- _DATA SUPPLIED_:
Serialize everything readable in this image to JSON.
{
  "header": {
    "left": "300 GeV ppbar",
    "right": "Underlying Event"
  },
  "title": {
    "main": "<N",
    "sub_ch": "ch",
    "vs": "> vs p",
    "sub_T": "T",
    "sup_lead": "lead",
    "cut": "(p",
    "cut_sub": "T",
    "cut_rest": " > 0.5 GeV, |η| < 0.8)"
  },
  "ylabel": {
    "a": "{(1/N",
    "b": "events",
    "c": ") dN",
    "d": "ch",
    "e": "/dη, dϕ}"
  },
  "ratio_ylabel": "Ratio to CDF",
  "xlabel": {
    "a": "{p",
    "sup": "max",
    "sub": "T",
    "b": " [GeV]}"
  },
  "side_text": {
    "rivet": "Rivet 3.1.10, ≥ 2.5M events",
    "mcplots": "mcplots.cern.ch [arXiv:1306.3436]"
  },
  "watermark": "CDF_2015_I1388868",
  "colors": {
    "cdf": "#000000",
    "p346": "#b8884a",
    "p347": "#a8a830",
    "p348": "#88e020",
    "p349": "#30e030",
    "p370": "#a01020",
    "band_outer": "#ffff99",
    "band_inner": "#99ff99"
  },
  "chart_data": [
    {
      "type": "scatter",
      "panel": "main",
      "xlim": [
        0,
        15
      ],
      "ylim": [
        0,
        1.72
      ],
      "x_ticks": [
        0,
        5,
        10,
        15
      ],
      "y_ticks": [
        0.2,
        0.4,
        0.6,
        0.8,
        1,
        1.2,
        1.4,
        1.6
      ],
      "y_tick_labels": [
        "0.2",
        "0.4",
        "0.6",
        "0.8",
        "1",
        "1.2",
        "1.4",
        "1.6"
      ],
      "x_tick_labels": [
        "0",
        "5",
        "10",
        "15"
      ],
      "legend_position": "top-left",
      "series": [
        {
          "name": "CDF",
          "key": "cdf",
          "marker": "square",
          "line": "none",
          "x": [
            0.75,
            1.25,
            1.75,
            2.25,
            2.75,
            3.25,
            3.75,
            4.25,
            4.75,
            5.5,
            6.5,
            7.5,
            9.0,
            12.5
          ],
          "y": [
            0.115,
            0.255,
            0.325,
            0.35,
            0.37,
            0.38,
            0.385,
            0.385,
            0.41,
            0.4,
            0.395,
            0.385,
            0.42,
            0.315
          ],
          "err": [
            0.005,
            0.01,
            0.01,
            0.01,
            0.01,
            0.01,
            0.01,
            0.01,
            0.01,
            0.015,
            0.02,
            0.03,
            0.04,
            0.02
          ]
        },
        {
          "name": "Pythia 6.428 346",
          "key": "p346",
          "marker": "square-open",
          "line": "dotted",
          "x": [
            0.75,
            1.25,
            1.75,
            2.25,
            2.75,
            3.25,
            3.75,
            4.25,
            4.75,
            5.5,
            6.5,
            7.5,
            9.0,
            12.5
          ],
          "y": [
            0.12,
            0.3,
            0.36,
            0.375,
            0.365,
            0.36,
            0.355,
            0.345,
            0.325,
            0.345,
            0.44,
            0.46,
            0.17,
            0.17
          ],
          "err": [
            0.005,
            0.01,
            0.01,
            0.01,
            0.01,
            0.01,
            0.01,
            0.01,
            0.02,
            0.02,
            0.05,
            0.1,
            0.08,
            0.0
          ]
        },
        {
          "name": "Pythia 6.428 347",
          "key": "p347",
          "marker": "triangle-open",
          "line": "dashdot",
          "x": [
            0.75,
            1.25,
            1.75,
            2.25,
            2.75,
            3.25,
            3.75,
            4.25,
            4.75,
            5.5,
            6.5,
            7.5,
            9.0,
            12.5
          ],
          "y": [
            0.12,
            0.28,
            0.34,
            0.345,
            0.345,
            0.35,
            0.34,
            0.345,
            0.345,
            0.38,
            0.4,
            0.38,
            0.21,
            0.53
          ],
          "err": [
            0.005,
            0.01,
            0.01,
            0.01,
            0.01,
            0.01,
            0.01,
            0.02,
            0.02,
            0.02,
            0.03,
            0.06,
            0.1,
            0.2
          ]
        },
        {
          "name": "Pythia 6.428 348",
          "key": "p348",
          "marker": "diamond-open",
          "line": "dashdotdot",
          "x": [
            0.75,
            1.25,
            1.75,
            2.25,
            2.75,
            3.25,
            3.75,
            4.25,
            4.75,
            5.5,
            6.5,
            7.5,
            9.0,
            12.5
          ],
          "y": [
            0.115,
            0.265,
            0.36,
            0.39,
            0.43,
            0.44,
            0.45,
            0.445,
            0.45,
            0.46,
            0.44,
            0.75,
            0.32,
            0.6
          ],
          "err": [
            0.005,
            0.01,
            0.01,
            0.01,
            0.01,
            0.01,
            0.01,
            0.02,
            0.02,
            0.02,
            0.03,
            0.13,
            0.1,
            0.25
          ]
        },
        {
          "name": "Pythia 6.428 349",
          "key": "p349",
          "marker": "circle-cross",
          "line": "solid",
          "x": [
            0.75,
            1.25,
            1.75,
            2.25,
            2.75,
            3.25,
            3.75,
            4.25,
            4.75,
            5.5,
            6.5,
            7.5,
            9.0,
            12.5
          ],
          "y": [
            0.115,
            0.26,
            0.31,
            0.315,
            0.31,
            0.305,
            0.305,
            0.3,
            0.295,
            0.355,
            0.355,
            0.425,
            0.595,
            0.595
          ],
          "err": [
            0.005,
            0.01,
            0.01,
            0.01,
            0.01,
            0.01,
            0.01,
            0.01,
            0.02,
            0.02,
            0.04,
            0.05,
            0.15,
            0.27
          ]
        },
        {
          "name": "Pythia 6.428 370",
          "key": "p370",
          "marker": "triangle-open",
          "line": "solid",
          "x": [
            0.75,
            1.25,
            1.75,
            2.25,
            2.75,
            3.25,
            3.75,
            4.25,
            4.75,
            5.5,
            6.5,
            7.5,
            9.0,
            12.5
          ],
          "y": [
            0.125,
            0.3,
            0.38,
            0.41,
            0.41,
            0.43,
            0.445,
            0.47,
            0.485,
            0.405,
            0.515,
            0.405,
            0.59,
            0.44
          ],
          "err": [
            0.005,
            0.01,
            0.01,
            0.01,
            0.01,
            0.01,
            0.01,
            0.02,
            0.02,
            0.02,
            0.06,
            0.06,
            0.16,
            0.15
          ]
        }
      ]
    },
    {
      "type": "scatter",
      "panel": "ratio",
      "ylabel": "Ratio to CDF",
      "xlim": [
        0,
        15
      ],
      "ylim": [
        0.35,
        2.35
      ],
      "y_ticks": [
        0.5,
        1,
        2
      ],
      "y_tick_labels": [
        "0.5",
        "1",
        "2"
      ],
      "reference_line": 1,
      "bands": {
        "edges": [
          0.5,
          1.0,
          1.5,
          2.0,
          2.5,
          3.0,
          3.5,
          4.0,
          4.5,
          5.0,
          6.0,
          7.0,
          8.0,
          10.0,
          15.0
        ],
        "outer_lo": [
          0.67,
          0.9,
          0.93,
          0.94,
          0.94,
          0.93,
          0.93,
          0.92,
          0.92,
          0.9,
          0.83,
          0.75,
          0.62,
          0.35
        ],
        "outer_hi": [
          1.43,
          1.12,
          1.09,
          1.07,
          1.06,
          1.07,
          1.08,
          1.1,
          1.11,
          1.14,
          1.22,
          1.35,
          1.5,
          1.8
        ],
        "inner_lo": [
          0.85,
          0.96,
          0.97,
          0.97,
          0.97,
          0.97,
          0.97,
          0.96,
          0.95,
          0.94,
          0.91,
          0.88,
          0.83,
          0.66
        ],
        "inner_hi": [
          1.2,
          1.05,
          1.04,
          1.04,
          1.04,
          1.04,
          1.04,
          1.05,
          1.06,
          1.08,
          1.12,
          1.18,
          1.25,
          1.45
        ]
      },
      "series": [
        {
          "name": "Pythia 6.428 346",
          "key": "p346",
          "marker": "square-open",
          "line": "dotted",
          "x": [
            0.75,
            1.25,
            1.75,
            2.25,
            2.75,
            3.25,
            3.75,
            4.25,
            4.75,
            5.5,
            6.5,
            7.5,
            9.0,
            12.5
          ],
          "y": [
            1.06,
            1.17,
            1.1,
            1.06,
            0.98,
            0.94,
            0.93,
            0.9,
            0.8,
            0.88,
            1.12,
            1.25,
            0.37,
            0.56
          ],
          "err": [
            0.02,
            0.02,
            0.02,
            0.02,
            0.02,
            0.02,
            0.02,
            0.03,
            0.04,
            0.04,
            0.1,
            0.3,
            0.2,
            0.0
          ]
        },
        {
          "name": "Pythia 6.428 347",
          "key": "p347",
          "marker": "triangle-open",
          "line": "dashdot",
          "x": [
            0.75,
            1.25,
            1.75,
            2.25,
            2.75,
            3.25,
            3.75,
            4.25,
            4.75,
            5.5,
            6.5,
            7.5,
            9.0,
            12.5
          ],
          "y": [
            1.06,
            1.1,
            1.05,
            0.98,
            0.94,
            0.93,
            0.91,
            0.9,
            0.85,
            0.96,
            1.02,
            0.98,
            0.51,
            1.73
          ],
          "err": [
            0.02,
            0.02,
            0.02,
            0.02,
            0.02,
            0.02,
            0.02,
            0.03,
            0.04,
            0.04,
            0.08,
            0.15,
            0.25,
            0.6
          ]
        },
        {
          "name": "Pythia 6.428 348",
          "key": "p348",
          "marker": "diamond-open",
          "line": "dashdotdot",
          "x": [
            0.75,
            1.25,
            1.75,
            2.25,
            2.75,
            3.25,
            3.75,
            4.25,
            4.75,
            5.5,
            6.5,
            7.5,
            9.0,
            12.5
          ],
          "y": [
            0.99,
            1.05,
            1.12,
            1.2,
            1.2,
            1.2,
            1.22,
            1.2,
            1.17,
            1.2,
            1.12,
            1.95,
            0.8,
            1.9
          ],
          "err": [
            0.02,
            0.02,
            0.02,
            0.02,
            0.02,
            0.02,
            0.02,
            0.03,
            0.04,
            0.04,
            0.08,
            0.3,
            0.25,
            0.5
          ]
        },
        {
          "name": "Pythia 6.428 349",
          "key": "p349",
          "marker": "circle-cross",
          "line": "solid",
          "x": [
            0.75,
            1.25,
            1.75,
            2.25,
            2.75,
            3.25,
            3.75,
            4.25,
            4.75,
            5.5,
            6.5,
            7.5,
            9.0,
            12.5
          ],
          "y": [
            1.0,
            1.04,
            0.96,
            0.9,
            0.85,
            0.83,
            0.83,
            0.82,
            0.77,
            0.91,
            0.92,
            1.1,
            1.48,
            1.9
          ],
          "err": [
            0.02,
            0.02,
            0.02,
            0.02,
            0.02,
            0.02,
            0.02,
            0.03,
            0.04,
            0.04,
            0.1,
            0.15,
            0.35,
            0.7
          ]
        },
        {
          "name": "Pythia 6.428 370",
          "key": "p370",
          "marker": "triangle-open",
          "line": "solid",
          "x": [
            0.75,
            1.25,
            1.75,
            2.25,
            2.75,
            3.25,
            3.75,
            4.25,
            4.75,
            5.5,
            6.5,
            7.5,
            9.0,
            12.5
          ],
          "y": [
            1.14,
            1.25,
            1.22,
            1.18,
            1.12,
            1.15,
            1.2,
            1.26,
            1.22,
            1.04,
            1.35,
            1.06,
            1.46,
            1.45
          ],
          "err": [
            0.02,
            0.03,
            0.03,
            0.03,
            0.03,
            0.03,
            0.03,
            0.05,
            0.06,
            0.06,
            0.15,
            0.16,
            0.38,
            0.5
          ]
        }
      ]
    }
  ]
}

- _GOAL_: Out of the material above, select every line that holds the string "left".

- _EXPECTED ANSWER_:
    "left": "300 GeV ppbar",
      "legend_position": "top-left",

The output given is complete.